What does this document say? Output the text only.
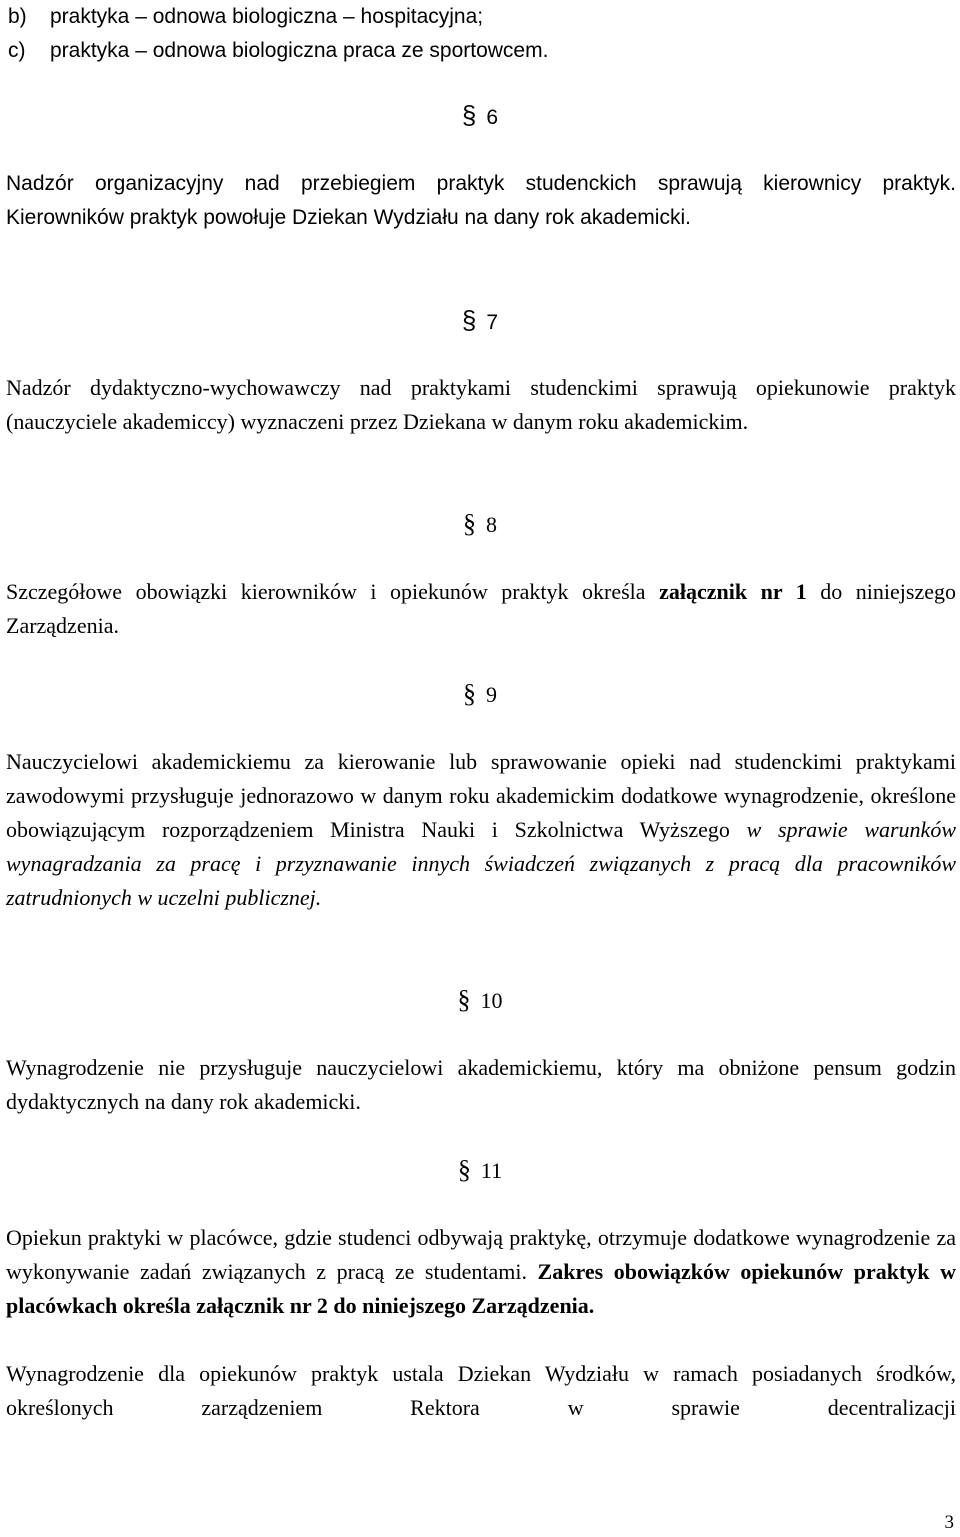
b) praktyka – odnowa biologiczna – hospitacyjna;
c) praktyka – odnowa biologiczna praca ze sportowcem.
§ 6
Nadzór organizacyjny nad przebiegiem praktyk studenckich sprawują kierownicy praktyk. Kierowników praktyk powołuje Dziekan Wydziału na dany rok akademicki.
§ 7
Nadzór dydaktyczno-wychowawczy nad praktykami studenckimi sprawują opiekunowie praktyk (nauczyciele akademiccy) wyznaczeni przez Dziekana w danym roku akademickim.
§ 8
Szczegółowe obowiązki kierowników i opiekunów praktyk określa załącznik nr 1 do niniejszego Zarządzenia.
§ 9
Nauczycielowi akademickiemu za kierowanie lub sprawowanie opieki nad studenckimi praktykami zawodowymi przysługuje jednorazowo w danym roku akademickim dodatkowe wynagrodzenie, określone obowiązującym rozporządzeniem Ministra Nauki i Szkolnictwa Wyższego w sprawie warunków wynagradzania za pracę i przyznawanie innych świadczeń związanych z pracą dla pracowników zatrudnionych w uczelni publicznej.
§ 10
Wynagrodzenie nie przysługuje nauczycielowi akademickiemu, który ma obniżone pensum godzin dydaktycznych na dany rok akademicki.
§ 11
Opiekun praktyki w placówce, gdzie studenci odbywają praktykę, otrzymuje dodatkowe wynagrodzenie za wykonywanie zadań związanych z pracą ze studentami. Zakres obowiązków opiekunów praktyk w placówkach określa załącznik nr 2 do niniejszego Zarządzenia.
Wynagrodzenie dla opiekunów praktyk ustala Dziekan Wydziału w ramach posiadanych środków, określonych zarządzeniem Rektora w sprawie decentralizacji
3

--

## [INSTRUCTIONS FOR THE TASK]
Write out every line of the listing that holds the word "sprawie".

## [FULL SOLUTION]
Nauczycielowi akademickiemu za kierowanie lub sprawowanie opieki nad studenckimi praktykami zawodowymi przysługuje jednorazowo w danym roku akademickim dodatkowe wynagrodzenie, określone obowiązującym rozporządzeniem Ministra Nauki i Szkolnictwa Wyższego w sprawie warunków wynagradzania za pracę i przyznawanie innych świadczeń związanych z pracą dla pracowników zatrudnionych w uczelni publicznej.
Wynagrodzenie dla opiekunów praktyk ustala Dziekan Wydziału w ramach posiadanych środków, określonych zarządzeniem Rektora w sprawie decentralizacji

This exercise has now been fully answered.